**WHAT THE TASK ASKS**
Omit every picture while repeating the entries exactly.

**EXTRACTED DATA**
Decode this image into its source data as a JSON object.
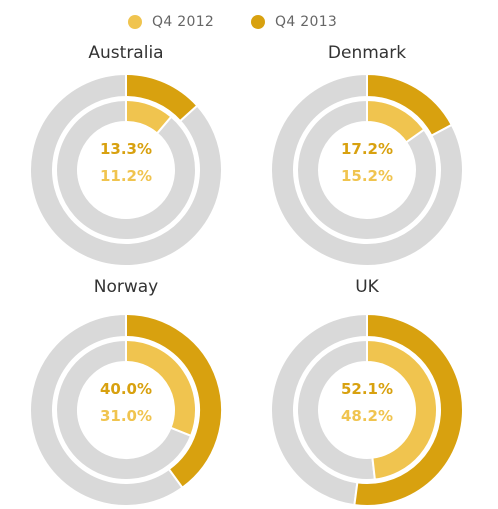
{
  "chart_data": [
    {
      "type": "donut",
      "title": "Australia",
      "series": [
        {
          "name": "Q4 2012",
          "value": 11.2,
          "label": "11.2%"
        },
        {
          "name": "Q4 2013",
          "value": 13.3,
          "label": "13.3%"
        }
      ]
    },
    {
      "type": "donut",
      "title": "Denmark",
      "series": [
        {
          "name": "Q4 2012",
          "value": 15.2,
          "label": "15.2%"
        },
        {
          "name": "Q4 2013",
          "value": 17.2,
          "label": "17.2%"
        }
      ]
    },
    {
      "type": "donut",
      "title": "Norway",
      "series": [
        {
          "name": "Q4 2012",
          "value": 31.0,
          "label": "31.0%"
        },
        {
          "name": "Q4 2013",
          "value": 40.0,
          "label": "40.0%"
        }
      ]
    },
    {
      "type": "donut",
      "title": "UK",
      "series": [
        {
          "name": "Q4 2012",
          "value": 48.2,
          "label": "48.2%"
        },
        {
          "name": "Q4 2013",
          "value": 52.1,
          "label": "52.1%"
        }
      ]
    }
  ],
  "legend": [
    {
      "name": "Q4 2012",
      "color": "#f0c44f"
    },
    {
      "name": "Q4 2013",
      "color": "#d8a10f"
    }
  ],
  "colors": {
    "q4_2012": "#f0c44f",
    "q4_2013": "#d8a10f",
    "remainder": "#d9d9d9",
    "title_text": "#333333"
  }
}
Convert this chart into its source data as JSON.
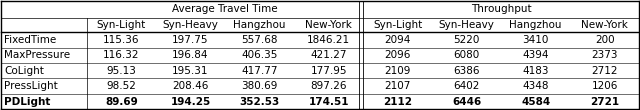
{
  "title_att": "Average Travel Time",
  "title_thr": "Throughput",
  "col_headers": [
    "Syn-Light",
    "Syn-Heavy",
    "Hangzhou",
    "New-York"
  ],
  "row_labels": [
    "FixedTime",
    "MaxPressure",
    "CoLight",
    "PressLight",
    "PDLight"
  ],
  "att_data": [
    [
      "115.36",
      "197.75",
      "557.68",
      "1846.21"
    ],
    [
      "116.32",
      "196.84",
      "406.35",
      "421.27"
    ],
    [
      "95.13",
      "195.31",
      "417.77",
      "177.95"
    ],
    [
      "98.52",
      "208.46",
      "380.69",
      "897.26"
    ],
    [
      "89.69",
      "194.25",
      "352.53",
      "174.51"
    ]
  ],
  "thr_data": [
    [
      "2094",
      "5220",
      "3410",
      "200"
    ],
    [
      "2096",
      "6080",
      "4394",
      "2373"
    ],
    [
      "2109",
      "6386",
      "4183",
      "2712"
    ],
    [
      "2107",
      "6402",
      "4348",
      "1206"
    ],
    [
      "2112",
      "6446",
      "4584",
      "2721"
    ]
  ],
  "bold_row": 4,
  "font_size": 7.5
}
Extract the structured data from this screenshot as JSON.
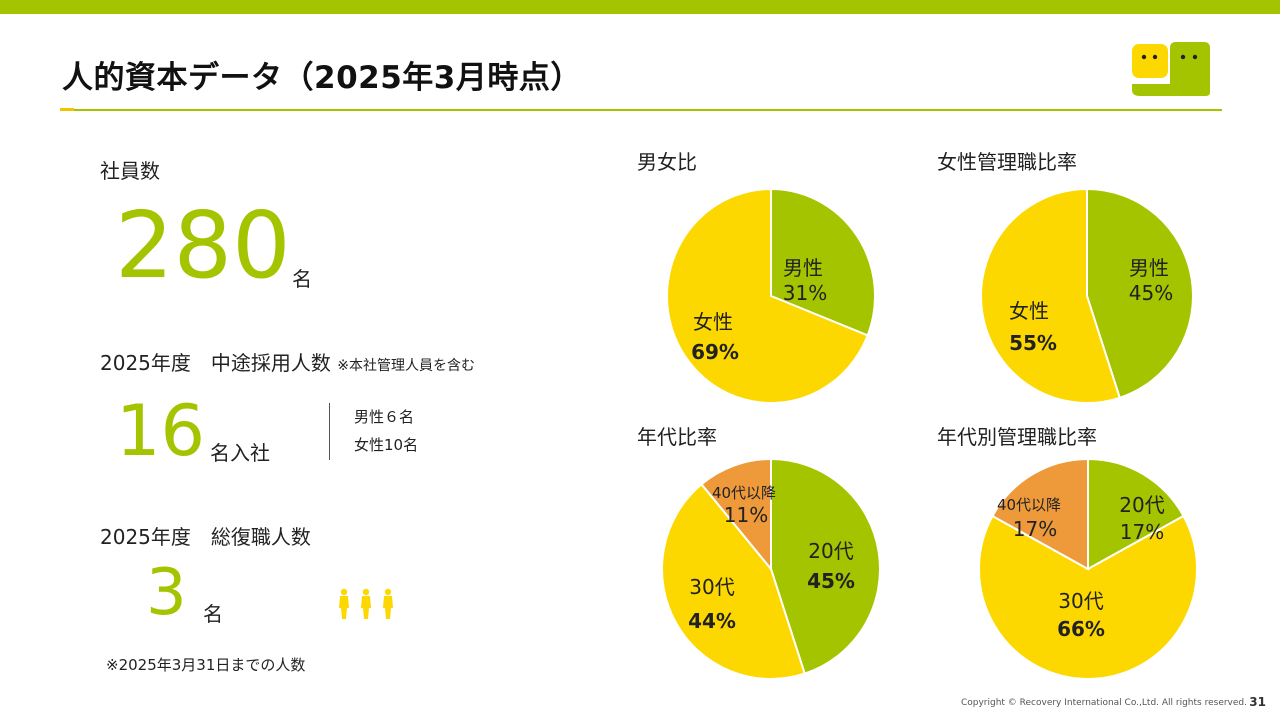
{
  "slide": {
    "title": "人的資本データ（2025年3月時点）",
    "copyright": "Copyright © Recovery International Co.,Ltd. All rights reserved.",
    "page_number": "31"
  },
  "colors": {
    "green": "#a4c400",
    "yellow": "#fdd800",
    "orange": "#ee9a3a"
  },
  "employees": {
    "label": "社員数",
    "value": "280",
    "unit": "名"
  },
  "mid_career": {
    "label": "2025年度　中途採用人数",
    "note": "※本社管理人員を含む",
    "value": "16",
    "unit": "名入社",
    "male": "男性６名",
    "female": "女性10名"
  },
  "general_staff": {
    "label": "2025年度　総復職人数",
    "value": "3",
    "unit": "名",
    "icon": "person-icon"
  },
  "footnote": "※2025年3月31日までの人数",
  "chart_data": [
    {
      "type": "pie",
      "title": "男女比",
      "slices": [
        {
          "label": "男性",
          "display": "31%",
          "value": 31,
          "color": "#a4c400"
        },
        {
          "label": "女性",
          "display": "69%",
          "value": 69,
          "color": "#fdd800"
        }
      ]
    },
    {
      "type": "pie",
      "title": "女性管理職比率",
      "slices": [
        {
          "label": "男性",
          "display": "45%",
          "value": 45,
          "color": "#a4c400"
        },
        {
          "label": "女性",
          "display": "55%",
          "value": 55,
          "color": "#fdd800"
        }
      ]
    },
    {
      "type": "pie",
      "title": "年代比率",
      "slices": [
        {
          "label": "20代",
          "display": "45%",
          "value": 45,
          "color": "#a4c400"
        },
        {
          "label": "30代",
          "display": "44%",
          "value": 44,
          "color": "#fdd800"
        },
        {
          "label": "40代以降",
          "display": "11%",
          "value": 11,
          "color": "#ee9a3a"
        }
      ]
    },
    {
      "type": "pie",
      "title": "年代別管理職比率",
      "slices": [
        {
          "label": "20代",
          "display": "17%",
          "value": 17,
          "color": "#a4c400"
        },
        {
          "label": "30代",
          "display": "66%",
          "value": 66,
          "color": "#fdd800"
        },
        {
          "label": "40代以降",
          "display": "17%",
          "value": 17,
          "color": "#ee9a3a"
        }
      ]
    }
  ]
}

**WRITTEN SOLUTION**
Decode this image into its source data as a JSON object.
{
  "chart_data": [
    {
      "type": "donut",
      "title": "Australia",
      "series": [
        {
          "name": "Q4 2012",
          "value": 11.2,
          "label": "11.2%"
        },
        {
          "name": "Q4 2013",
          "value": 13.3,
          "label": "13.3%"
        }
      ]
    },
    {
      "type": "donut",
      "title": "Denmark",
      "series": [
        {
          "name": "Q4 2012",
          "value": 15.2,
          "label": "15.2%"
        },
        {
          "name": "Q4 2013",
          "value": 17.2,
          "label": "17.2%"
        }
      ]
    },
    {
      "type": "donut",
      "title": "Norway",
      "series": [
        {
          "name": "Q4 2012",
          "value": 31.0,
          "label": "31.0%"
        },
        {
          "name": "Q4 2013",
          "value": 40.0,
          "label": "40.0%"
        }
      ]
    },
    {
      "type": "donut",
      "title": "UK",
      "series": [
        {
          "name": "Q4 2012",
          "value": 48.2,
          "label": "48.2%"
        },
        {
          "name": "Q4 2013",
          "value": 52.1,
          "label": "52.1%"
        }
      ]
    }
  ],
  "legend": [
    {
      "name": "Q4 2012",
      "color": "#f0c44f"
    },
    {
      "name": "Q4 2013",
      "color": "#d8a10f"
    }
  ],
  "colors": {
    "q4_2012": "#f0c44f",
    "q4_2013": "#d8a10f",
    "remainder": "#d9d9d9",
    "title_text": "#333333"
  }
}
Convert this chart into its source data as JSON.
{
  "title_att": "Average Travel Time",
  "title_thr": "Throughput",
  "col_headers": [
    "Syn-Light",
    "Syn-Heavy",
    "Hangzhou",
    "New-York"
  ],
  "row_labels": [
    "FixedTime",
    "MaxPressure",
    "CoLight",
    "PressLight",
    "PDLight"
  ],
  "att_data": [
    [
      "115.36",
      "197.75",
      "557.68",
      "1846.21"
    ],
    [
      "116.32",
      "196.84",
      "406.35",
      "421.27"
    ],
    [
      "95.13",
      "195.31",
      "417.77",
      "177.95"
    ],
    [
      "98.52",
      "208.46",
      "380.69",
      "897.26"
    ],
    [
      "89.69",
      "194.25",
      "352.53",
      "174.51"
    ]
  ],
  "thr_data": [
    [
      "2094",
      "5220",
      "3410",
      "200"
    ],
    [
      "2096",
      "6080",
      "4394",
      "2373"
    ],
    [
      "2109",
      "6386",
      "4183",
      "2712"
    ],
    [
      "2107",
      "6402",
      "4348",
      "1206"
    ],
    [
      "2112",
      "6446",
      "4584",
      "2721"
    ]
  ],
  "bold_row": 4,
  "font_size": 7.5
}
Extract the structured data from this screenshot as JSON.
{
  "slide": {
    "title": "人的資本データ（2025年3月時点）",
    "copyright": "Copyright © Recovery International Co.,Ltd. All rights reserved.",
    "page_number": "31"
  },
  "colors": {
    "green": "#a4c400",
    "yellow": "#fdd800",
    "orange": "#ee9a3a"
  },
  "employees": {
    "label": "社員数",
    "value": "280",
    "unit": "名"
  },
  "mid_career": {
    "label": "2025年度　中途採用人数",
    "note": "※本社管理人員を含む",
    "value": "16",
    "unit": "名入社",
    "male": "男性６名",
    "female": "女性10名"
  },
  "general_staff": {
    "label": "2025年度　総復職人数",
    "value": "3",
    "unit": "名",
    "icon": "person-icon"
  },
  "footnote": "※2025年3月31日までの人数",
  "chart_data": [
    {
      "type": "pie",
      "title": "男女比",
      "slices": [
        {
          "label": "男性",
          "display": "31%",
          "value": 31,
          "color": "#a4c400"
        },
        {
          "label": "女性",
          "display": "69%",
          "value": 69,
          "color": "#fdd800"
        }
      ]
    },
    {
      "type": "pie",
      "title": "女性管理職比率",
      "slices": [
        {
          "label": "男性",
          "display": "45%",
          "value": 45,
          "color": "#a4c400"
        },
        {
          "label": "女性",
          "display": "55%",
          "value": 55,
          "color": "#fdd800"
        }
      ]
    },
    {
      "type": "pie",
      "title": "年代比率",
      "slices": [
        {
          "label": "20代",
          "display": "45%",
          "value": 45,
          "color": "#a4c400"
        },
        {
          "label": "30代",
          "display": "44%",
          "value": 44,
          "color": "#fdd800"
        },
        {
          "label": "40代以降",
          "display": "11%",
          "value": 11,
          "color": "#ee9a3a"
        }
      ]
    },
    {
      "type": "pie",
      "title": "年代別管理職比率",
      "slices": [
        {
          "label": "20代",
          "display": "17%",
          "value": 17,
          "color": "#a4c400"
        },
        {
          "label": "30代",
          "display": "66%",
          "value": 66,
          "color": "#fdd800"
        },
        {
          "label": "40代以降",
          "display": "17%",
          "value": 17,
          "color": "#ee9a3a"
        }
      ]
    }
  ]
}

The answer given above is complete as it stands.